La mia professoressa di costume teatrale mi disse: “Non sei il primo e non sarai l’ultimo a disegnare il costume di Arlecchino, lo faranno tutti in questa stanza, ricordati però che prima di essere il tuo Arlecchino deve essere un Arlecchino per chiunque lo veda. L’innovazione si concepisce solo dopo aver compreso identità e tradizione”. Ok, in quel momento avrei voluto cambiare il piano di studi ma, oggi, posso dire che aveva perfettamente ragione.
Domenica sera ho dovuto tarare il mio cervello sui pantaloncini per poter identificare l’Inter sbagliando clamorosamente per almeno 15 minuti, perché guardavo quelli neri. Ho sofferto come se fossi obbligato a vedere una diretta di Barbara D’Urso che intervista Lory Del Santo sulle abitudini sessuali di Donald Trump. Mi ha confortato però constatare che tutti hanno percepito questa distonia, anche se in maniera meno patologica.
Mi piacerebbe vedere delle divise create basandosi per davvero sui concetti di Identità (Prima Maglia), Tradizione (Seconda Maglia) e innovazione/sperimentazione (Terza Maglia) con le dovute misure e il dovuto rispetto.
rupertalbegraphic.com
Forse esagero e non comprendo l’avanguardia dei designer (eppure conosco qualche trendsetter)  ma considero la maglia Sprite una casacca da running in tangenziale, la cosa più lontana dall’Inter mai vista in 110 anni, più della maglia Rossa Fiorucci usata contro il Chiasso, più della maglia a strisce verdi. Non la vorrei nemmeno in regalo.

Sarà per questo che L’inter quest’anno ha concesso la licenza a CopaFootball per fare della maglie vintage, forse noi malati di #tradizionalInter dovremo accontentarci di poter acquistare delle maglie in cotone (non aspettatevi però di avere i dettagli e i modelli fedeli delle MecSport o delle Vittore Gianni) con i colori quasi giusti, ma non di vederle in campo.

· · · · ·

__Cosa fare__
1. Trascrivi fedelmente il testo sulle maglie dell'Inter, da "Domenica sera ho" giù fino a "maniera meno patologica.".
2. Prosegui il testo sulle maglie dell'Inter, riprendendo subito dopo la sua ultima frase.
In questo lavoro i record non hanno alcun ruolo.

· · · · ·

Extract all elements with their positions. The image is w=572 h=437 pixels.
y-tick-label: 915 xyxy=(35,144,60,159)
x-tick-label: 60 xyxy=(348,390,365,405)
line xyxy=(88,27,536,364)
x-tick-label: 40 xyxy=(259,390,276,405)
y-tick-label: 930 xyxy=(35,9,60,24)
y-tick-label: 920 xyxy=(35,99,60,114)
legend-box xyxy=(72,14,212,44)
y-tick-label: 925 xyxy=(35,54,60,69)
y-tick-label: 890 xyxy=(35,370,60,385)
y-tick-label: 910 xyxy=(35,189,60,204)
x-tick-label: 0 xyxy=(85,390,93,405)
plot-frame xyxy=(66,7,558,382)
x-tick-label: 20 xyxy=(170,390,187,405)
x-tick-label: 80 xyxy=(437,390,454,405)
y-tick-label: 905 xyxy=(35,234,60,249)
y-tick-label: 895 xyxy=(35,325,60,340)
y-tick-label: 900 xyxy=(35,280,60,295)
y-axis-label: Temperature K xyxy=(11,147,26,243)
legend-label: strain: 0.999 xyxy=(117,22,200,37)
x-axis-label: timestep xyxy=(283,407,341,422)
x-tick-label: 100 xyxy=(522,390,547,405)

· · · · ·

__Risultati in ordine__
1.
Domenica sera ho dovuto tarare il mio cervello sui pantaloncini per poter identificare l’Inter sbagliando clamorosamente per almeno 15 minuti, perché guardavo quelli neri. Ho sofferto come se fossi obbligato a vedere una diretta di Barbara D’Urso che intervista Lory Del Santo sulle abitudini sessuali di Donald Trump. Mi ha confortato però constatare che tutti hanno percepito questa distonia, anche se in maniera meno patologica.

2.
Tutto ciò per dire cosa? Da tifoso sento la necessità di una maglia che urli ‘INTER‘ a chilometri di distanza e reputo che sia questo l’unico vero aspetto importante, per il quale spenderei dei soldi volentieri. Non certo per una maglia trendy o ‘che fa discutere’ senza avere nulla, nulla, nulla di Inter.
Il 9 marzo 2018, nella prossima stagione, saranno 110 anni di Inter e io sono già in ansia ora per la maglia celebrativa, non si può sbagliare una maglia del genere.
Sono fiducioso, dite che si può già pre-ordinare?
PS: ho provato a documentarmi, ma anche per Nicola Cecere (Amore sulla Pelle – RCS) non c’è risposta documentata alla eterna domanda su numero, misura e prevalenza delle strisce nere o azzurre. Mio nonno mi ha sempre detto che la maglia è azzurra e le strisce sono quelle nere che vengono cucite sopra, non so se è così ma io ci credo perché è gran Baùscia e da ragazzino la maglia dell’Inter se la faceva con pezze e scampoli, e non ha mai sbagliato.